(Data records)
□ □ □ □

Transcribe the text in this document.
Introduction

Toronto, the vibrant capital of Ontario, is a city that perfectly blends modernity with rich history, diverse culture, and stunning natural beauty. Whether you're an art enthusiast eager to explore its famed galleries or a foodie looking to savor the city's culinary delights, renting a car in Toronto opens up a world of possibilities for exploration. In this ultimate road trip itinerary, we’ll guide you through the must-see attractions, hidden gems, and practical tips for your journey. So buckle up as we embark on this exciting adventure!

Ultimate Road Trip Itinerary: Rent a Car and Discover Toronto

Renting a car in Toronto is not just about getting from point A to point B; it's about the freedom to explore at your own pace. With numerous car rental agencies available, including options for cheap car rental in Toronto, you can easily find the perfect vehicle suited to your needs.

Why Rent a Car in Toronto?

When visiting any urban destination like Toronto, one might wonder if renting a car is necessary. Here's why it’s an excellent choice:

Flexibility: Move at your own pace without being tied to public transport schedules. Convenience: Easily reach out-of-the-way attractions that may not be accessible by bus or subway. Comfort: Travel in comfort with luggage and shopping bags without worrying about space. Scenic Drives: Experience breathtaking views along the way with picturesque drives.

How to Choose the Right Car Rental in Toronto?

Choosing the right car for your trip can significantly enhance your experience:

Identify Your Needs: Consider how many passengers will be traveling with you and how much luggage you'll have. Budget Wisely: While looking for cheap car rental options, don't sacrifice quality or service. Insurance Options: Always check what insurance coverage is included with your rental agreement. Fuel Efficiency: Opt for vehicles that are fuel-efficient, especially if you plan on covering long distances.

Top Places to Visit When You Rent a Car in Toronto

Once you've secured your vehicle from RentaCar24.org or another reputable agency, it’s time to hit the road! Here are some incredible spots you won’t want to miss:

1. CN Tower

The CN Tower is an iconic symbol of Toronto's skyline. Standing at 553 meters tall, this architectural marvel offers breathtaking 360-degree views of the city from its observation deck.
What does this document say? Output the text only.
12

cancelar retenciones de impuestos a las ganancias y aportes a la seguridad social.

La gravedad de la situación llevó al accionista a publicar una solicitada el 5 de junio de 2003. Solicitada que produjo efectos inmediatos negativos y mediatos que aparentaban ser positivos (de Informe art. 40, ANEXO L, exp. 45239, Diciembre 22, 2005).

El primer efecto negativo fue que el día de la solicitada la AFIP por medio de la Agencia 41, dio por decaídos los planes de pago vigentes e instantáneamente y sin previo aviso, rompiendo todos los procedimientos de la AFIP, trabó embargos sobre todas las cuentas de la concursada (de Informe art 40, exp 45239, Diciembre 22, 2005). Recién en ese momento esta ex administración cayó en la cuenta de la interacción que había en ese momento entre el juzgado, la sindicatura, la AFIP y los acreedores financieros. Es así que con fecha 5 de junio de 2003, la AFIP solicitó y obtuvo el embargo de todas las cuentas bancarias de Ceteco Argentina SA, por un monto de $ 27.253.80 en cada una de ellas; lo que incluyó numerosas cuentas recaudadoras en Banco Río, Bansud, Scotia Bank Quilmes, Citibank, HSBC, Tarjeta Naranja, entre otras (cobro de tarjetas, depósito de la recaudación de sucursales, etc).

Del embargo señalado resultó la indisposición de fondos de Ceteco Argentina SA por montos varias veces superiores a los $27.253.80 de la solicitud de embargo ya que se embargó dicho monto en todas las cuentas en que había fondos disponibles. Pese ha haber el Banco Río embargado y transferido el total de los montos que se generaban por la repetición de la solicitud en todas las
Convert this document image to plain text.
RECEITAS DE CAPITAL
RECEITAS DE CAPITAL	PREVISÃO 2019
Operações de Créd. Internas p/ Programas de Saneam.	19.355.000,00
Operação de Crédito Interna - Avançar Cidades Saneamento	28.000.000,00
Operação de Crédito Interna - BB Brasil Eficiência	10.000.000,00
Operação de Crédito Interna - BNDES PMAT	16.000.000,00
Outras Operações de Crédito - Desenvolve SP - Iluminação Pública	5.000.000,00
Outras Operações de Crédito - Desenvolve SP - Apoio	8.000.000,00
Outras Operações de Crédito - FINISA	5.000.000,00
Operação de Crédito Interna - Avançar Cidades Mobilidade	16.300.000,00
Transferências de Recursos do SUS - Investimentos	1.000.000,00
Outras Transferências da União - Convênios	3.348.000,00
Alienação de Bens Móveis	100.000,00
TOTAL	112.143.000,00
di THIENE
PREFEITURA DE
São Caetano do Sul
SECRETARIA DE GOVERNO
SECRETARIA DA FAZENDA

□ □ □ □

What is expected ->
Write out the data again, exactly and in full.

Answer to the problem ->
Transcribe the text in this document.
Introduction

Toronto, the vibrant capital of Ontario, is a city that perfectly blends modernity with rich history, diverse culture, and stunning natural beauty. Whether you're an art enthusiast eager to explore its famed galleries or a foodie looking to savor the city's culinary delights, renting a car in Toronto opens up a world of possibilities for exploration. In this ultimate road trip itinerary, we’ll guide you through the must-see attractions, hidden gems, and practical tips for your journey. So buckle up as we embark on this exciting adventure!

Ultimate Road Trip Itinerary: Rent a Car and Discover Toronto

Renting a car in Toronto is not just about getting from point A to point B; it's about the freedom to explore at your own pace. With numerous car rental agencies available, including options for cheap car rental in Toronto, you can easily find the perfect vehicle suited to your needs.

Why Rent a Car in Toronto?

When visiting any urban destination like Toronto, one might wonder if renting a car is necessary. Here's why it’s an excellent choice:

Flexibility: Move at your own pace without being tied to public transport schedules. Convenience: Easily reach out-of-the-way attractions that may not be accessible by bus or subway. Comfort: Travel in comfort with luggage and shopping bags without worrying about space. Scenic Drives: Experience breathtaking views along the way with picturesque drives.

How to Choose the Right Car Rental in Toronto?

Choosing the right car for your trip can significantly enhance your experience:

Identify Your Needs: Consider how many passengers will be traveling with you and how much luggage you'll have. Budget Wisely: While looking for cheap car rental options, don't sacrifice quality or service. Insurance Options: Always check what insurance coverage is included with your rental agreement. Fuel Efficiency: Opt for vehicles that are fuel-efficient, especially if you plan on covering long distances.

Top Places to Visit When You Rent a Car in Toronto

Once you've secured your vehicle from RentaCar24.org or another reputable agency, it’s time to hit the road! Here are some incredible spots you won’t want to miss:

1. CN Tower

The CN Tower is an iconic symbol of Toronto's skyline. Standing at 553 meters tall, this architectural marvel offers breathtaking 360-degree views of the city from its observation deck.
What does this document say? Output the text only.
12

cancelar retenciones de impuestos a las ganancias y aportes a la seguridad social.

La gravedad de la situación llevó al accionista a publicar una solicitada el 5 de junio de 2003. Solicitada que produjo efectos inmediatos negativos y mediatos que aparentaban ser positivos (de Informe art. 40, ANEXO L, exp. 45239, Diciembre 22, 2005).

El primer efecto negativo fue que el día de la solicitada la AFIP por medio de la Agencia 41, dio por decaídos los planes de pago vigentes e instantáneamente y sin previo aviso, rompiendo todos los procedimientos de la AFIP, trabó embargos sobre todas las cuentas de la concursada (de Informe art 40, exp 45239, Diciembre 22, 2005). Recién en ese momento esta ex administración cayó en la cuenta de la interacción que había en ese momento entre el juzgado, la sindicatura, la AFIP y los acreedores financieros. Es así que con fecha 5 de junio de 2003, la AFIP solicitó y obtuvo el embargo de todas las cuentas bancarias de Ceteco Argentina SA, por un monto de $ 27.253.80 en cada una de ellas; lo que incluyó numerosas cuentas recaudadoras en Banco Río, Bansud, Scotia Bank Quilmes, Citibank, HSBC, Tarjeta Naranja, entre otras (cobro de tarjetas, depósito de la recaudación de sucursales, etc).

Del embargo señalado resultó la indisposición de fondos de Ceteco Argentina SA por montos varias veces superiores a los $27.253.80 de la solicitud de embargo ya que se embargó dicho monto en todas las cuentas en que había fondos disponibles. Pese ha haber el Banco Río embargado y transferido el total de los montos que se generaban por la repetición de la solicitud en todas las
Convert this document image to plain text.
RECEITAS DE CAPITAL
RECEITAS DE CAPITAL	PREVISÃO 2019
Operações de Créd. Internas p/ Programas de Saneam.	19.355.000,00
Operação de Crédito Interna - Avançar Cidades Saneamento	28.000.000,00
Operação de Crédito Interna - BB Brasil Eficiência	10.000.000,00
Operação de Crédito Interna - BNDES PMAT	16.000.000,00
Outras Operações de Crédito - Desenvolve SP - Iluminação Pública	5.000.000,00
Outras Operações de Crédito - Desenvolve SP - Apoio	8.000.000,00
Outras Operações de Crédito - FINISA	5.000.000,00
Operação de Crédito Interna - Avançar Cidades Mobilidade	16.300.000,00
Transferências de Recursos do SUS - Investimentos	1.000.000,00
Outras Transferências da União - Convênios	3.348.000,00
Alienação de Bens Móveis	100.000,00
TOTAL	112.143.000,00
di THIENE
PREFEITURA DE
São Caetano do Sul
SECRETARIA DE GOVERNO
SECRETARIA DA FAZENDA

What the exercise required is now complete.